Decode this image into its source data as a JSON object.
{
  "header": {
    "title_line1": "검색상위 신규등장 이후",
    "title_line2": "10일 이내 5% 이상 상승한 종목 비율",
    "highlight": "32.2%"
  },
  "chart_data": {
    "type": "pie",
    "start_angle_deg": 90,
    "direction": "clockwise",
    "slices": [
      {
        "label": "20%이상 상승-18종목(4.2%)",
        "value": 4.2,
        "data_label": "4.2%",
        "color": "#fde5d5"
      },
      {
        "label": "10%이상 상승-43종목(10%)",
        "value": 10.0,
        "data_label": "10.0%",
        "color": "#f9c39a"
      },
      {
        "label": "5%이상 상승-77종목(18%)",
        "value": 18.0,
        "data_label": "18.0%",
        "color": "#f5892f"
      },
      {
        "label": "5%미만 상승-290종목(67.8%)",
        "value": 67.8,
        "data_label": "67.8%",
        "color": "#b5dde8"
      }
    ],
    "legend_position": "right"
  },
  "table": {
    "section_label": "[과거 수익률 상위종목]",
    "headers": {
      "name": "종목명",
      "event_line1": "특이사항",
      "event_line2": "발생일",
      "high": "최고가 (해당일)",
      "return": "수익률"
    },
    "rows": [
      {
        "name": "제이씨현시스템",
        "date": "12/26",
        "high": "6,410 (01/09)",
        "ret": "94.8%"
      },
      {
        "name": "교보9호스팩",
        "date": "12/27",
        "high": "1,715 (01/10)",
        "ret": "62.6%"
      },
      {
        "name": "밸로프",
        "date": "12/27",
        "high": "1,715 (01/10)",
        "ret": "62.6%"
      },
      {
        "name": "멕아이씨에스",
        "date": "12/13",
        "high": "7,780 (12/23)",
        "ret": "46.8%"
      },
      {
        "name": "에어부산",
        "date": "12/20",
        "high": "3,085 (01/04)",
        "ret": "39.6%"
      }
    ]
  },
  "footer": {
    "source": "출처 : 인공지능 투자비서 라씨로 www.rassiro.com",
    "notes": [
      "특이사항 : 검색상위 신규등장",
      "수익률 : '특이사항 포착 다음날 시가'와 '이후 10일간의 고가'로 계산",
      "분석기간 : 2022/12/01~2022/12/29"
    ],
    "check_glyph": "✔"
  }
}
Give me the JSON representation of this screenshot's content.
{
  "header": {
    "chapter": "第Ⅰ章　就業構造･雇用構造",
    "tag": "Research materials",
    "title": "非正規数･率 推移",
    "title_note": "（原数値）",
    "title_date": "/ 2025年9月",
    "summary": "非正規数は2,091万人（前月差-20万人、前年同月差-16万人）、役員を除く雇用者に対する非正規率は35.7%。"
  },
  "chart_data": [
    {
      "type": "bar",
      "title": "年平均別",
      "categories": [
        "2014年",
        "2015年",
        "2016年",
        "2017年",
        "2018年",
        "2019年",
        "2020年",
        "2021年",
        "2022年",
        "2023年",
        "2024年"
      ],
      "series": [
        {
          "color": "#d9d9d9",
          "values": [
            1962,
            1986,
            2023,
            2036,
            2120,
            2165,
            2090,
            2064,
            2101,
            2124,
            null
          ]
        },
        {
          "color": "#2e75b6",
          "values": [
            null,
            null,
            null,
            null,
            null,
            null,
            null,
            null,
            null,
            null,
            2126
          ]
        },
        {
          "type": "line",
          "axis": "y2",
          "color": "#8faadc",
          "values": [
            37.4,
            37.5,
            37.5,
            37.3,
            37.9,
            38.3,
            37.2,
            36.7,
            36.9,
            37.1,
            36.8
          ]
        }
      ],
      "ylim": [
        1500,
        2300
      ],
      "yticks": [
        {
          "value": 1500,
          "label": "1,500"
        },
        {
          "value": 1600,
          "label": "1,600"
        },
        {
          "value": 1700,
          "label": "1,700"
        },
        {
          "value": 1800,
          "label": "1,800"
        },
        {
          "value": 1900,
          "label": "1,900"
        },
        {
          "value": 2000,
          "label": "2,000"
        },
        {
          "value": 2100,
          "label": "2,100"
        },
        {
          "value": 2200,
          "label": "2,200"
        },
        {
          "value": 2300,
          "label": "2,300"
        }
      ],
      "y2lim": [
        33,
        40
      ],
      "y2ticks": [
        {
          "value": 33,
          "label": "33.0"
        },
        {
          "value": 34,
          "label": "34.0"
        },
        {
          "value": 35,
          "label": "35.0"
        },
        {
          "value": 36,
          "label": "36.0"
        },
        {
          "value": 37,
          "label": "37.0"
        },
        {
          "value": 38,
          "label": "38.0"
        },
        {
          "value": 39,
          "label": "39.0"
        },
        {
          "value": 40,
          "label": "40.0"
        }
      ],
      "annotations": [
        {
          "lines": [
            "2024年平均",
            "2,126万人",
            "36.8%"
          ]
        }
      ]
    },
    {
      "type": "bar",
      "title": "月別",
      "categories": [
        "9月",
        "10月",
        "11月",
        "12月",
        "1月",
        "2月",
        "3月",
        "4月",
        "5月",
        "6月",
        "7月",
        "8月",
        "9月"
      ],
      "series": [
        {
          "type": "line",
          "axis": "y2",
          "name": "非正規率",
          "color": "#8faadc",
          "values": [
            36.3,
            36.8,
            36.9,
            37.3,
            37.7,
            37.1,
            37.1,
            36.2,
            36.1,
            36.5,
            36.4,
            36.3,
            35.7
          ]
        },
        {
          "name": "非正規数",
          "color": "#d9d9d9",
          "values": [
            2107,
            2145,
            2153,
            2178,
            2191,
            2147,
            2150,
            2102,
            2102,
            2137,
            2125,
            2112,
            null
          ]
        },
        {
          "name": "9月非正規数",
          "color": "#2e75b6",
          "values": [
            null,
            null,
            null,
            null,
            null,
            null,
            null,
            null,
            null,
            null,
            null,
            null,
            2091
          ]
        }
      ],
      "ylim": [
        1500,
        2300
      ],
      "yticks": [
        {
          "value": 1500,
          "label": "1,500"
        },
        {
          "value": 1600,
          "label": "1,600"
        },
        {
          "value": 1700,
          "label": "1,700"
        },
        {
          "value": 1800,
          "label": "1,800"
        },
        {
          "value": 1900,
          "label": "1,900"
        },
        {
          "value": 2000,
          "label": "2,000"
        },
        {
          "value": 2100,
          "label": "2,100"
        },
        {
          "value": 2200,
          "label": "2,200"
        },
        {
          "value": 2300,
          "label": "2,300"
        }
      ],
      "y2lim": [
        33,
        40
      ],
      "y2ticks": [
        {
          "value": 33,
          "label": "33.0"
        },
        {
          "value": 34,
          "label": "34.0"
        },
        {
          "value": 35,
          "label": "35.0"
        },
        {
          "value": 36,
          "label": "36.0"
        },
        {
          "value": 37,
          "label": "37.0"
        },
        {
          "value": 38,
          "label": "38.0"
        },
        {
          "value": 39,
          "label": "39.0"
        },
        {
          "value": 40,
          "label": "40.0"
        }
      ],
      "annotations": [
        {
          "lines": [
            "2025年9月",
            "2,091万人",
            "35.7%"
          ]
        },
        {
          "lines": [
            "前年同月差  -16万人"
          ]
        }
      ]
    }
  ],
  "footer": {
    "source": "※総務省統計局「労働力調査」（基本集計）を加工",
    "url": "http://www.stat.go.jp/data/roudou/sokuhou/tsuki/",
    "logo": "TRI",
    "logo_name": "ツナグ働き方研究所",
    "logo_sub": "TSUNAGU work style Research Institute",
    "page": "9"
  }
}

-------------------------

**TASK OBJECTIVE:**
Repeat the data exactly. Leave nothing out.

**THE RESULT:**
Decode this image into its source data as a JSON object.
{
  "header": {
    "title_line1": "검색상위 신규등장 이후",
    "title_line2": "10일 이내 5% 이상 상승한 종목 비율",
    "highlight": "32.2%"
  },
  "chart_data": {
    "type": "pie",
    "start_angle_deg": 90,
    "direction": "clockwise",
    "slices": [
      {
        "label": "20%이상 상승-18종목(4.2%)",
        "value": 4.2,
        "data_label": "4.2%",
        "color": "#fde5d5"
      },
      {
        "label": "10%이상 상승-43종목(10%)",
        "value": 10.0,
        "data_label": "10.0%",
        "color": "#f9c39a"
      },
      {
        "label": "5%이상 상승-77종목(18%)",
        "value": 18.0,
        "data_label": "18.0%",
        "color": "#f5892f"
      },
      {
        "label": "5%미만 상승-290종목(67.8%)",
        "value": 67.8,
        "data_label": "67.8%",
        "color": "#b5dde8"
      }
    ],
    "legend_position": "right"
  },
  "table": {
    "section_label": "[과거 수익률 상위종목]",
    "headers": {
      "name": "종목명",
      "event_line1": "특이사항",
      "event_line2": "발생일",
      "high": "최고가 (해당일)",
      "return": "수익률"
    },
    "rows": [
      {
        "name": "제이씨현시스템",
        "date": "12/26",
        "high": "6,410 (01/09)",
        "ret": "94.8%"
      },
      {
        "name": "교보9호스팩",
        "date": "12/27",
        "high": "1,715 (01/10)",
        "ret": "62.6%"
      },
      {
        "name": "밸로프",
        "date": "12/27",
        "high": "1,715 (01/10)",
        "ret": "62.6%"
      },
      {
        "name": "멕아이씨에스",
        "date": "12/13",
        "high": "7,780 (12/23)",
        "ret": "46.8%"
      },
      {
        "name": "에어부산",
        "date": "12/20",
        "high": "3,085 (01/04)",
        "ret": "39.6%"
      }
    ]
  },
  "footer": {
    "source": "출처 : 인공지능 투자비서 라씨로 www.rassiro.com",
    "notes": [
      "특이사항 : 검색상위 신규등장",
      "수익률 : '특이사항 포착 다음날 시가'와 '이후 10일간의 고가'로 계산",
      "분석기간 : 2022/12/01~2022/12/29"
    ],
    "check_glyph": "✔"
  }
}
Give me the JSON representation of this screenshot's content.
{
  "header": {
    "chapter": "第Ⅰ章　就業構造･雇用構造",
    "tag": "Research materials",
    "title": "非正規数･率 推移",
    "title_note": "（原数値）",
    "title_date": "/ 2025年9月",
    "summary": "非正規数は2,091万人（前月差-20万人、前年同月差-16万人）、役員を除く雇用者に対する非正規率は35.7%。"
  },
  "chart_data": [
    {
      "type": "bar",
      "title": "年平均別",
      "categories": [
        "2014年",
        "2015年",
        "2016年",
        "2017年",
        "2018年",
        "2019年",
        "2020年",
        "2021年",
        "2022年",
        "2023年",
        "2024年"
      ],
      "series": [
        {
          "color": "#d9d9d9",
          "values": [
            1962,
            1986,
            2023,
            2036,
            2120,
            2165,
            2090,
            2064,
            2101,
            2124,
            null
          ]
        },
        {
          "color": "#2e75b6",
          "values": [
            null,
            null,
            null,
            null,
            null,
            null,
            null,
            null,
            null,
            null,
            2126
          ]
        },
        {
          "type": "line",
          "axis": "y2",
          "color": "#8faadc",
          "values": [
            37.4,
            37.5,
            37.5,
            37.3,
            37.9,
            38.3,
            37.2,
            36.7,
            36.9,
            37.1,
            36.8
          ]
        }
      ],
      "ylim": [
        1500,
        2300
      ],
      "yticks": [
        {
          "value": 1500,
          "label": "1,500"
        },
        {
          "value": 1600,
          "label": "1,600"
        },
        {
          "value": 1700,
          "label": "1,700"
        },
        {
          "value": 1800,
          "label": "1,800"
        },
        {
          "value": 1900,
          "label": "1,900"
        },
        {
          "value": 2000,
          "label": "2,000"
        },
        {
          "value": 2100,
          "label": "2,100"
        },
        {
          "value": 2200,
          "label": "2,200"
        },
        {
          "value": 2300,
          "label": "2,300"
        }
      ],
      "y2lim": [
        33,
        40
      ],
      "y2ticks": [
        {
          "value": 33,
          "label": "33.0"
        },
        {
          "value": 34,
          "label": "34.0"
        },
        {
          "value": 35,
          "label": "35.0"
        },
        {
          "value": 36,
          "label": "36.0"
        },
        {
          "value": 37,
          "label": "37.0"
        },
        {
          "value": 38,
          "label": "38.0"
        },
        {
          "value": 39,
          "label": "39.0"
        },
        {
          "value": 40,
          "label": "40.0"
        }
      ],
      "annotations": [
        {
          "lines": [
            "2024年平均",
            "2,126万人",
            "36.8%"
          ]
        }
      ]
    },
    {
      "type": "bar",
      "title": "月別",
      "categories": [
        "9月",
        "10月",
        "11月",
        "12月",
        "1月",
        "2月",
        "3月",
        "4月",
        "5月",
        "6月",
        "7月",
        "8月",
        "9月"
      ],
      "series": [
        {
          "type": "line",
          "axis": "y2",
          "name": "非正規率",
          "color": "#8faadc",
          "values": [
            36.3,
            36.8,
            36.9,
            37.3,
            37.7,
            37.1,
            37.1,
            36.2,
            36.1,
            36.5,
            36.4,
            36.3,
            35.7
          ]
        },
        {
          "name": "非正規数",
          "color": "#d9d9d9",
          "values": [
            2107,
            2145,
            2153,
            2178,
            2191,
            2147,
            2150,
            2102,
            2102,
            2137,
            2125,
            2112,
            null
          ]
        },
        {
          "name": "9月非正規数",
          "color": "#2e75b6",
          "values": [
            null,
            null,
            null,
            null,
            null,
            null,
            null,
            null,
            null,
            null,
            null,
            null,
            2091
          ]
        }
      ],
      "ylim": [
        1500,
        2300
      ],
      "yticks": [
        {
          "value": 1500,
          "label": "1,500"
        },
        {
          "value": 1600,
          "label": "1,600"
        },
        {
          "value": 1700,
          "label": "1,700"
        },
        {
          "value": 1800,
          "label": "1,800"
        },
        {
          "value": 1900,
          "label": "1,900"
        },
        {
          "value": 2000,
          "label": "2,000"
        },
        {
          "value": 2100,
          "label": "2,100"
        },
        {
          "value": 2200,
          "label": "2,200"
        },
        {
          "value": 2300,
          "label": "2,300"
        }
      ],
      "y2lim": [
        33,
        40
      ],
      "y2ticks": [
        {
          "value": 33,
          "label": "33.0"
        },
        {
          "value": 34,
          "label": "34.0"
        },
        {
          "value": 35,
          "label": "35.0"
        },
        {
          "value": 36,
          "label": "36.0"
        },
        {
          "value": 37,
          "label": "37.0"
        },
        {
          "value": 38,
          "label": "38.0"
        },
        {
          "value": 39,
          "label": "39.0"
        },
        {
          "value": 40,
          "label": "40.0"
        }
      ],
      "annotations": [
        {
          "lines": [
            "2025年9月",
            "2,091万人",
            "35.7%"
          ]
        },
        {
          "lines": [
            "前年同月差  -16万人"
          ]
        }
      ]
    }
  ],
  "footer": {
    "source": "※総務省統計局「労働力調査」（基本集計）を加工",
    "url": "http://www.stat.go.jp/data/roudou/sokuhou/tsuki/",
    "logo": "TRI",
    "logo_name": "ツナグ働き方研究所",
    "logo_sub": "TSUNAGU work style Research Institute",
    "page": "9"
  }
}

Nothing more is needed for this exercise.